Stored data:
------------------------------------------------

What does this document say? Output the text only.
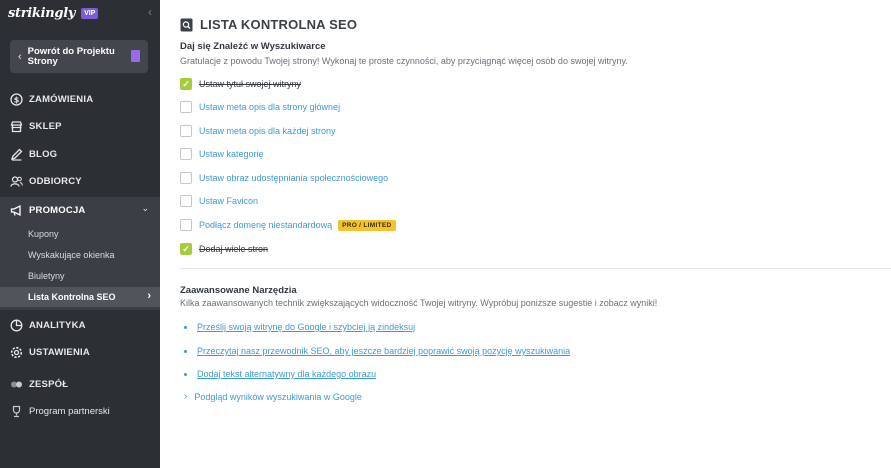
strikingly	VIP	‹
‹ Powrót do Projektu Strony
$ ZAMÓWIENIA
SKLEP
BLOG
ODBIORCY
PROMOCJA	⌄
Kupony
Wyskakujące okienka
Biuletyny
Lista Kontrolna SEO	›
ANALITYKA
USTAWIENIA
ZESPÓŁ
Program partnerski
LISTA KONTROLNA SEO
Daj się Znaleźć w Wyszukiwarce
Gratulacje z powodu Twojej strony! Wykonaj te proste czynności, aby przyciągnąć więcej osób do swojej witryny.
✓ Ustaw tytuł swojej witryny
Ustaw meta opis dla strony głównej
Ustaw meta opis dla każdej strony
Ustaw kategorię
Ustaw obraz udostępniania społecznościowego
Ustaw Favicon
Podłącz domenę niestandardową	PRO / LIMITED
✓ Dodaj wiele stron
Zaawansowane Narzędzia
Kilka zaawansowanych technik zwiększających widoczność Twojej witryny. Wypróbuj poniższe sugestie i zobacz wyniki!
Prześlij swoją witrynę do Google i szybciej ją zindeksuj
Przeczytaj nasz przewodnik SEO, aby jeszcze bardziej poprawić swoją pozycję wyszukiwania
Dodaj tekst alternatywny dla każdego obrazu
› Podgląd wyników wyszukiwania w Google
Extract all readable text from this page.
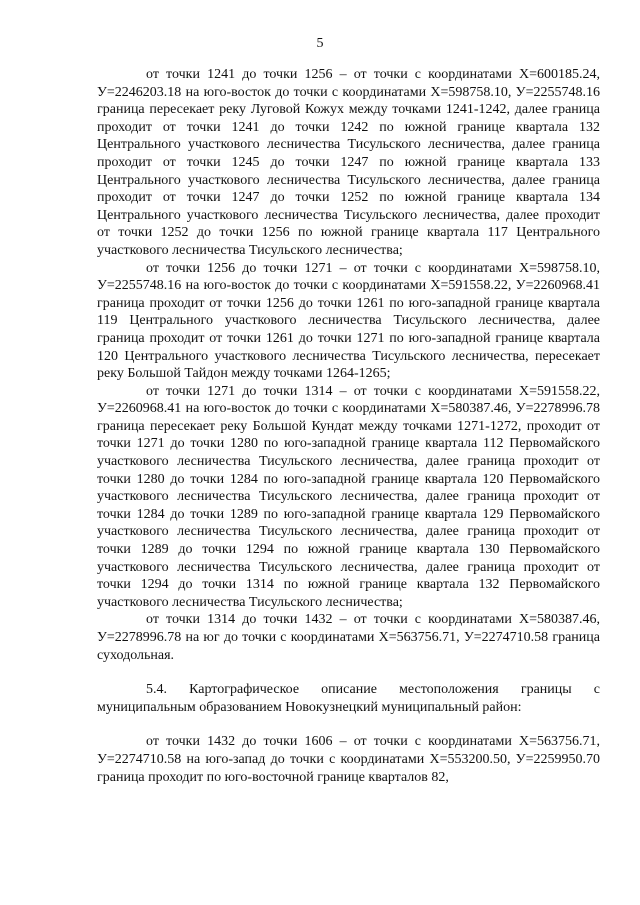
5

от точки 1241 до точки 1256 – от точки с координатами Х=600185.24, У=2246203.18 на юго-восток до точки с координатами Х=598758.10, У=2255748.16 граница пересекает реку Луговой Кожух между точками 1241-1242, далее граница проходит от точки 1241 до точки 1242 по южной границе квартала 132 Центрального участкового лесничества Тисульского лесничества, далее граница проходит от точки 1245 до точки 1247 по южной границе квартала 133 Центрального участкового лесничества Тисульского лесничества, далее граница проходит от точки 1247 до точки 1252 по южной границе квартала 134 Центрального участкового лесничества Тисульского лесничества, далее проходит от точки 1252 до точки 1256 по южной границе квартала 117 Центрального участкового лесничества Тисульского лесничества;

от точки 1256 до точки 1271 – от точки с координатами Х=598758.10, У=2255748.16 на юго-восток до точки с координатами Х=591558.22, У=2260968.41 граница проходит от точки 1256 до точки 1261 по юго-западной границе квартала 119 Центрального участкового лесничества Тисульского лесничества, далее граница проходит от точки 1261 до точки 1271 по юго-западной границе квартала 120 Центрального участкового лесничества Тисульского лесничества, пересекает реку Большой Тайдон между точками 1264-1265;

от точки 1271 до точки 1314 – от точки с координатами Х=591558.22, У=2260968.41 на юго-восток до точки с координатами Х=580387.46, У=2278996.78 граница пересекает реку Большой Кундат между точками 1271-1272, проходит от точки 1271 до точки 1280 по юго-западной границе квартала 112 Первомайского участкового лесничества Тисульского лесничества, далее граница проходит от точки 1280 до точки 1284 по юго-западной границе квартала 120 Первомайского участкового лесничества Тисульского лесничества, далее граница проходит от точки 1284 до точки 1289 по юго-западной границе квартала 129 Первомайского участкового лесничества Тисульского лесничества, далее граница проходит от точки 1289 до точки 1294 по южной границе квартала 130 Первомайского участкового лесничества Тисульского лесничества, далее граница проходит от точки 1294 до точки 1314 по южной границе квартала 132 Первомайского участкового лесничества Тисульского лесничества;

от точки 1314 до точки 1432 – от точки с координатами Х=580387.46, У=2278996.78 на юг до точки с координатами Х=563756.71, У=2274710.58 граница суходольная.

5.4. Картографическое описание местоположения границы с муниципальным образованием Новокузнецкий муниципальный район:

от точки 1432 до точки 1606 – от точки с координатами Х=563756.71, У=2274710.58 на юго-запад до точки с координатами Х=553200.50, У=2259950.70 граница проходит по юго-восточной границе кварталов 82,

------------------------------------------------

● **Set task**: Going through the records above, state how many lines carry "wyszukiwania", with no other text.

● **Right answer**: 2